▶ [GIVEN EXERCISE] Out of the lines below, please list those that hold the string "type".

(Dataset items)

+ + + +

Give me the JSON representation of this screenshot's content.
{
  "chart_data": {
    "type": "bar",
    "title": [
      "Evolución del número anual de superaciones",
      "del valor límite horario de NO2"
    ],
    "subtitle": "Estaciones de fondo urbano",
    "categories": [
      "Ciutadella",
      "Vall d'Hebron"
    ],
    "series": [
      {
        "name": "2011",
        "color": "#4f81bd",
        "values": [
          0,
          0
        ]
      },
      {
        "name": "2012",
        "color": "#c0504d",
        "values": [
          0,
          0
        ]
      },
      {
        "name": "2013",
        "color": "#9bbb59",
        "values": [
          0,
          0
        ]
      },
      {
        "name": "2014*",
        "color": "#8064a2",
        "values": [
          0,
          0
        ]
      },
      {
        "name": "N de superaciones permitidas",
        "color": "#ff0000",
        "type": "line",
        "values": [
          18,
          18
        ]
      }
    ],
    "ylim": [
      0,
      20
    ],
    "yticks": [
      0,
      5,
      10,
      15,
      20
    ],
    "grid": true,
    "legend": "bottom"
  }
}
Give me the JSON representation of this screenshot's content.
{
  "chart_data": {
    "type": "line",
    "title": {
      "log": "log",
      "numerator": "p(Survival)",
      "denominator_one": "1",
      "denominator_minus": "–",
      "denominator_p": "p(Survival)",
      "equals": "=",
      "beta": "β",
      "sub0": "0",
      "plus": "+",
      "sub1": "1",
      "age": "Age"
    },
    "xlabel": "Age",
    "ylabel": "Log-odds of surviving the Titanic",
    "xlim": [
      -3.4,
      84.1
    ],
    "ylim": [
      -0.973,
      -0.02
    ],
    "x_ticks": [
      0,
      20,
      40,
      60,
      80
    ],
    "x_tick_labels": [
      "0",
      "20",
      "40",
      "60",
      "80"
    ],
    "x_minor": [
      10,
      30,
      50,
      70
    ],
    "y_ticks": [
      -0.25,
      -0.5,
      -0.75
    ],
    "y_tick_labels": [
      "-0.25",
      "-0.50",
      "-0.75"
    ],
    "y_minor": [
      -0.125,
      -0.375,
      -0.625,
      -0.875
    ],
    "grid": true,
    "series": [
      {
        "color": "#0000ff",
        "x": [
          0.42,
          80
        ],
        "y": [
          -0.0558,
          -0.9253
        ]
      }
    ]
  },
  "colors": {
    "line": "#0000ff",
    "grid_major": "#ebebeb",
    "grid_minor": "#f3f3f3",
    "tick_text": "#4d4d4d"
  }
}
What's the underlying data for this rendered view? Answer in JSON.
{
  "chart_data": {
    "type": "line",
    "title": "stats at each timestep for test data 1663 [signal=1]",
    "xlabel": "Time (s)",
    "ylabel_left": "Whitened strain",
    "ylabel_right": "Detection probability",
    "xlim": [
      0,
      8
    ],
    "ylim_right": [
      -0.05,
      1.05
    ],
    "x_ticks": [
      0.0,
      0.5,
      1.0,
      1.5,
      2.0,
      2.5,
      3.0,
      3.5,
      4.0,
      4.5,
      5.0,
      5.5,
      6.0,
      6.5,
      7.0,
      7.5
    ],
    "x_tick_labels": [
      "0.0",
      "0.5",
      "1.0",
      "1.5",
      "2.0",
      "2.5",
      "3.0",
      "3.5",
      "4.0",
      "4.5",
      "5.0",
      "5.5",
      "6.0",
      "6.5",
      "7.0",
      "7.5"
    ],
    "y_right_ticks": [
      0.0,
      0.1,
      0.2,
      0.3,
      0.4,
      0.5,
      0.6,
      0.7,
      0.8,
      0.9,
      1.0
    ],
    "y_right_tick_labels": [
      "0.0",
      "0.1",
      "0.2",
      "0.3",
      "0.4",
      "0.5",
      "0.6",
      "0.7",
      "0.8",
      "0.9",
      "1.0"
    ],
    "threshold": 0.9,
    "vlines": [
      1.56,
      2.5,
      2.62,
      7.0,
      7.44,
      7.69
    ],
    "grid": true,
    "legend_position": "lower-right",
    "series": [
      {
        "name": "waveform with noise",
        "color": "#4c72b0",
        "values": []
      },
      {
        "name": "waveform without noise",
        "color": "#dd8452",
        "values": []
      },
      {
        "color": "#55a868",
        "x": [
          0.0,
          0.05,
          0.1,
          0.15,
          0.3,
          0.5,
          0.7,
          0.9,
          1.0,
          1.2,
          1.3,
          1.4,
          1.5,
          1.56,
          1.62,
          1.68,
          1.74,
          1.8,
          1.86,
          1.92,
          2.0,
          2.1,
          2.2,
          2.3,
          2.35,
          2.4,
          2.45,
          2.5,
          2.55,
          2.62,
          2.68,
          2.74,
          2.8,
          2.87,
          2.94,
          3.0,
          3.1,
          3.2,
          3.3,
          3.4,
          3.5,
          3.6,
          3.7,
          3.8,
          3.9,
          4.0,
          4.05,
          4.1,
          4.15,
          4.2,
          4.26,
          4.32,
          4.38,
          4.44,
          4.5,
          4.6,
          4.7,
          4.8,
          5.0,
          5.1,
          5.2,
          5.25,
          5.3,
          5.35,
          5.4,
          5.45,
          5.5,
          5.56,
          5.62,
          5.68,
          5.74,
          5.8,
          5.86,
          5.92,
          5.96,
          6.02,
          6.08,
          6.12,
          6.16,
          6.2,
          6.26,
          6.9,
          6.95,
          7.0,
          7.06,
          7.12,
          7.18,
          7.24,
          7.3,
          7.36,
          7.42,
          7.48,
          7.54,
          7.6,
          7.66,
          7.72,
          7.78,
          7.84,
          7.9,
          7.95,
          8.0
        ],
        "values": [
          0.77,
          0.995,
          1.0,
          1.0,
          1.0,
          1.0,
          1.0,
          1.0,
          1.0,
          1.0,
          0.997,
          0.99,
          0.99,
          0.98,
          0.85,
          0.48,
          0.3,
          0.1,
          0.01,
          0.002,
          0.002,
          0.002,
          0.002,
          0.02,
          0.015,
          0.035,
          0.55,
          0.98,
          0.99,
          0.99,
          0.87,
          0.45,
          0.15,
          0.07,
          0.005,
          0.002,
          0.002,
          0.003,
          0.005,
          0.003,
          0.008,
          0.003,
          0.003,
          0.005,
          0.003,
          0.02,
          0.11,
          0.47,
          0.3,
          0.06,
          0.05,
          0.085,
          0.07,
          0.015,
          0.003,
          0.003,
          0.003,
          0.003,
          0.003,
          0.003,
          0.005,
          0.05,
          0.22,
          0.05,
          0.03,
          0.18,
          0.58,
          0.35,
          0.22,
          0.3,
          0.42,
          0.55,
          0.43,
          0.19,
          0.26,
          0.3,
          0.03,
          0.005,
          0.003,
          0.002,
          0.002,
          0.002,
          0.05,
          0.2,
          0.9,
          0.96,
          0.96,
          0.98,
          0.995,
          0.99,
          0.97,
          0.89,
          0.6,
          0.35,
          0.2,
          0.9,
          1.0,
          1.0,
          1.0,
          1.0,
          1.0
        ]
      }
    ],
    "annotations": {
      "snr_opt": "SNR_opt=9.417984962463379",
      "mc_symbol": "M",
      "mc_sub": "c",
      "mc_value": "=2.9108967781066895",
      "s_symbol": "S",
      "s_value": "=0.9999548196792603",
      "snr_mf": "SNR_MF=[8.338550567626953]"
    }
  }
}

+ + + +

▶ [THE RESULT]
    "type": "bar",
        "type": "line",
    "type": "line",
    "type": "line",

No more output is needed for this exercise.